* Start Excerpted data *

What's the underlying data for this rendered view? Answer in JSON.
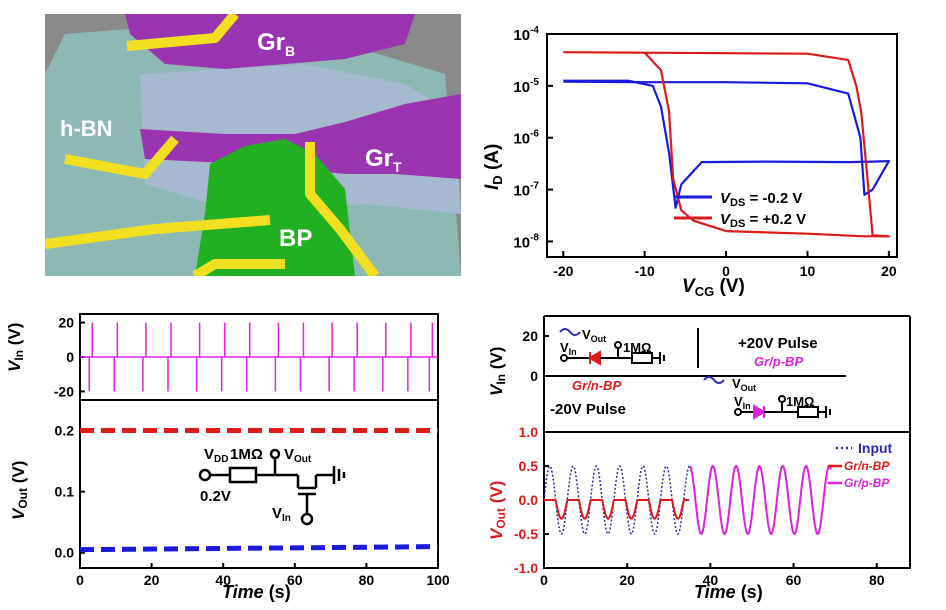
{
  "panel_a": {
    "labels": {
      "gr_b": "Gr",
      "gr_b_sub": "B",
      "hbn": "h-BN",
      "gr_t": "Gr",
      "gr_t_sub": "T",
      "bp": "BP"
    }
  },
  "chart_data": [
    {
      "id": "transfer",
      "type": "line",
      "xlabel": "V",
      "xlabel_sub": "CG",
      "xlabel_unit": " (V)",
      "ylabel": "I",
      "ylabel_sub": "D",
      "ylabel_unit": " (A)",
      "x_ticks": [
        "-20",
        "-10",
        "0",
        "10",
        "20"
      ],
      "y_ticks": [
        {
          "base": "10",
          "exp": "-4"
        },
        {
          "base": "10",
          "exp": "-5"
        },
        {
          "base": "10",
          "exp": "-6"
        },
        {
          "base": "10",
          "exp": "-7"
        },
        {
          "base": "10",
          "exp": "-8"
        }
      ],
      "xlim": [
        -22,
        21
      ],
      "ylim_log10": [
        -8.3,
        -4
      ],
      "yscale": "log",
      "legend": [
        {
          "pre": "V",
          "sub": "DS",
          "post": " = -0.2 V",
          "color": "#1a1adc"
        },
        {
          "pre": "V",
          "sub": "DS",
          "post": " = +0.2 V",
          "color": "#dc1a1a"
        }
      ],
      "series": [
        {
          "color": "#1a1adc",
          "x": [
            -20,
            -12,
            -9,
            -8,
            -7,
            -6.2,
            -5.5,
            -3,
            5,
            15,
            18,
            20,
            18,
            17,
            16.5,
            15,
            10,
            0,
            -10,
            -20
          ],
          "log10_y": [
            -4.9,
            -4.9,
            -5.0,
            -5.4,
            -6.3,
            -7.35,
            -6.9,
            -6.47,
            -6.46,
            -6.47,
            -6.46,
            -6.45,
            -7.0,
            -7.1,
            -6.0,
            -5.15,
            -4.95,
            -4.93,
            -4.93,
            -4.92
          ]
        },
        {
          "color": "#dc1a1a",
          "x": [
            -20,
            -10,
            -8,
            -7,
            -6.5,
            -5.5,
            -4,
            0,
            10,
            17,
            19,
            20,
            18,
            17.2,
            16.6,
            16,
            15,
            10,
            0,
            -10,
            -20
          ],
          "log10_y": [
            -4.35,
            -4.36,
            -4.7,
            -5.5,
            -6.8,
            -7.4,
            -7.6,
            -7.8,
            -7.85,
            -7.9,
            -7.9,
            -7.9,
            -7.88,
            -6.5,
            -5.5,
            -5.0,
            -4.5,
            -4.38,
            -4.37,
            -4.36,
            -4.35
          ]
        }
      ]
    },
    {
      "id": "vin_left",
      "type": "line",
      "ylabel": "V",
      "ylabel_sub": "In",
      "ylabel_unit": " (V)",
      "y_ticks": [
        "20",
        "0",
        "-20"
      ],
      "color": "#e020e0",
      "pulse_times": [
        3,
        10,
        18,
        25,
        33,
        40,
        47,
        55,
        62,
        70,
        77,
        85,
        92,
        98
      ],
      "pulse_amplitude": 20
    },
    {
      "id": "vout_left",
      "type": "line",
      "xlabel": "Time",
      "xlabel_unit": " (s)",
      "ylabel": "V",
      "ylabel_sub": "Out",
      "ylabel_unit": " (V)",
      "x_ticks": [
        "0",
        "20",
        "40",
        "60",
        "80",
        "100"
      ],
      "y_ticks": [
        "0.2",
        "0.1",
        "0.0"
      ],
      "xlim": [
        0,
        100
      ],
      "ylim": [
        -0.025,
        0.25
      ],
      "series": [
        {
          "color": "#dc1a1a",
          "style": "dashed",
          "x": [
            0,
            100
          ],
          "y": [
            0.2,
            0.2
          ]
        },
        {
          "color": "#1a1adc",
          "style": "dashed",
          "x": [
            0,
            100
          ],
          "y": [
            0.005,
            0.01
          ]
        }
      ],
      "circuit": {
        "vdd": "V",
        "vdd_sub": "DD",
        "res": "1MΩ",
        "vout": "V",
        "vout_sub": "Out",
        "bias": "0.2V",
        "vin": "V",
        "vin_sub": "In"
      }
    },
    {
      "id": "vin_right",
      "type": "line",
      "ylabel": "V",
      "ylabel_sub": "In",
      "ylabel_unit": " (V)",
      "y_ticks": [
        "20",
        "0"
      ],
      "annotations": {
        "neg_pulse": "-20V Pulse",
        "pos_pulse": "+20V Pulse",
        "n_label": "Gr/n-BP",
        "p_label": "Gr/p-BP",
        "res": "1MΩ",
        "vout": "V",
        "vout_sub": "Out",
        "vin": "V",
        "vin_sub": "In"
      }
    },
    {
      "id": "vout_right",
      "type": "line",
      "xlabel": "Time",
      "xlabel_unit": " (s)",
      "ylabel": "V",
      "ylabel_sub": "Out",
      "ylabel_unit": " (V)",
      "x_ticks": [
        "0",
        "20",
        "40",
        "60",
        "80"
      ],
      "y_ticks": [
        "1.0",
        "0.5",
        "0.0",
        "-0.5",
        "-1.0"
      ],
      "xlim": [
        0,
        88
      ],
      "ylim": [
        -1.0,
        1.0
      ],
      "period": 5.6,
      "amplitude": 0.5,
      "t_end": 69,
      "legend": [
        {
          "label": "Input",
          "color": "#2a2ab0",
          "style": "dotted"
        },
        {
          "label": "Gr/n-BP",
          "color": "#dc1a1a",
          "style": "solid"
        },
        {
          "label": "Gr/p-BP",
          "color": "#e020e0",
          "style": "solid"
        }
      ]
    }
  ]
}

* End Excerpted data *

## Your objective
Pull out the lines above in which the word "color" appears.

## Task response
          "color": "#1a1adc"
          "color": "#dc1a1a"
          "color": "#1a1adc",
          "color": "#dc1a1a",
      "color": "#e020e0",
          "color": "#dc1a1a",
          "color": "#1a1adc",
          "color": "#2a2ab0",
          "color": "#dc1a1a",
          "color": "#e020e0",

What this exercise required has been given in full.